[Start of Given data]
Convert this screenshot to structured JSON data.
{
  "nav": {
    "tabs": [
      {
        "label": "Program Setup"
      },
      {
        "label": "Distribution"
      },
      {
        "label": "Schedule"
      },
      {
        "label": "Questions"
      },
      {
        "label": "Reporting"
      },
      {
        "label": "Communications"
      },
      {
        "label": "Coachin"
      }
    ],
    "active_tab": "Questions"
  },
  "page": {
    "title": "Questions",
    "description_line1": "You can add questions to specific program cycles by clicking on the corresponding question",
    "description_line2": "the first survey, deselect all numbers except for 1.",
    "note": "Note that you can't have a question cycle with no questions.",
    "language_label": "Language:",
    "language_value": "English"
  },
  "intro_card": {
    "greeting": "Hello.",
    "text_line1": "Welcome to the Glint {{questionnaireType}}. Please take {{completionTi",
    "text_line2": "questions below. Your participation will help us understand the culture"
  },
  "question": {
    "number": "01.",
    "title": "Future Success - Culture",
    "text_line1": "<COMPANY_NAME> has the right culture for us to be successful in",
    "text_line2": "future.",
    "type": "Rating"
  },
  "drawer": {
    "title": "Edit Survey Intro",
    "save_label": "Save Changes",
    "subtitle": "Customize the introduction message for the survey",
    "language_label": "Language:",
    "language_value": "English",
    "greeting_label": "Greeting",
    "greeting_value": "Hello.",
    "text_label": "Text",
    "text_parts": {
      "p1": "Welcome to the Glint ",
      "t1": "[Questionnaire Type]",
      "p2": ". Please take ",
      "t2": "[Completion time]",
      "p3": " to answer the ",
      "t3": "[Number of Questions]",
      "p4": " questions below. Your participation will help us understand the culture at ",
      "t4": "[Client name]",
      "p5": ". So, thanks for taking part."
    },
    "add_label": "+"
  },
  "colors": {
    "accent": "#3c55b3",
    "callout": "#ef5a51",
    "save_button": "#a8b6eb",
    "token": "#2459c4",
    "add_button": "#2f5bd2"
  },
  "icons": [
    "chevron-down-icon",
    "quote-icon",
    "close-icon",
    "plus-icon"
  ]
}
[End of Given data]
» **What needs to be done**: Without leaving anything out, give the entries again exactly.

» **Response to the exercise**:
Convert this screenshot to structured JSON data.
{
  "nav": {
    "tabs": [
      {
        "label": "Program Setup"
      },
      {
        "label": "Distribution"
      },
      {
        "label": "Schedule"
      },
      {
        "label": "Questions"
      },
      {
        "label": "Reporting"
      },
      {
        "label": "Communications"
      },
      {
        "label": "Coachin"
      }
    ],
    "active_tab": "Questions"
  },
  "page": {
    "title": "Questions",
    "description_line1": "You can add questions to specific program cycles by clicking on the corresponding question",
    "description_line2": "the first survey, deselect all numbers except for 1.",
    "note": "Note that you can't have a question cycle with no questions.",
    "language_label": "Language:",
    "language_value": "English"
  },
  "intro_card": {
    "greeting": "Hello.",
    "text_line1": "Welcome to the Glint {{questionnaireType}}. Please take {{completionTi",
    "text_line2": "questions below. Your participation will help us understand the culture"
  },
  "question": {
    "number": "01.",
    "title": "Future Success - Culture",
    "text_line1": "<COMPANY_NAME> has the right culture for us to be successful in",
    "text_line2": "future.",
    "type": "Rating"
  },
  "drawer": {
    "title": "Edit Survey Intro",
    "save_label": "Save Changes",
    "subtitle": "Customize the introduction message for the survey",
    "language_label": "Language:",
    "language_value": "English",
    "greeting_label": "Greeting",
    "greeting_value": "Hello.",
    "text_label": "Text",
    "text_parts": {
      "p1": "Welcome to the Glint ",
      "t1": "[Questionnaire Type]",
      "p2": ". Please take ",
      "t2": "[Completion time]",
      "p3": " to answer the ",
      "t3": "[Number of Questions]",
      "p4": " questions below. Your participation will help us understand the culture at ",
      "t4": "[Client name]",
      "p5": ". So, thanks for taking part."
    },
    "add_label": "+"
  },
  "colors": {
    "accent": "#3c55b3",
    "callout": "#ef5a51",
    "save_button": "#a8b6eb",
    "token": "#2459c4",
    "add_button": "#2f5bd2"
  },
  "icons": [
    "chevron-down-icon",
    "quote-icon",
    "close-icon",
    "plus-icon"
  ]
}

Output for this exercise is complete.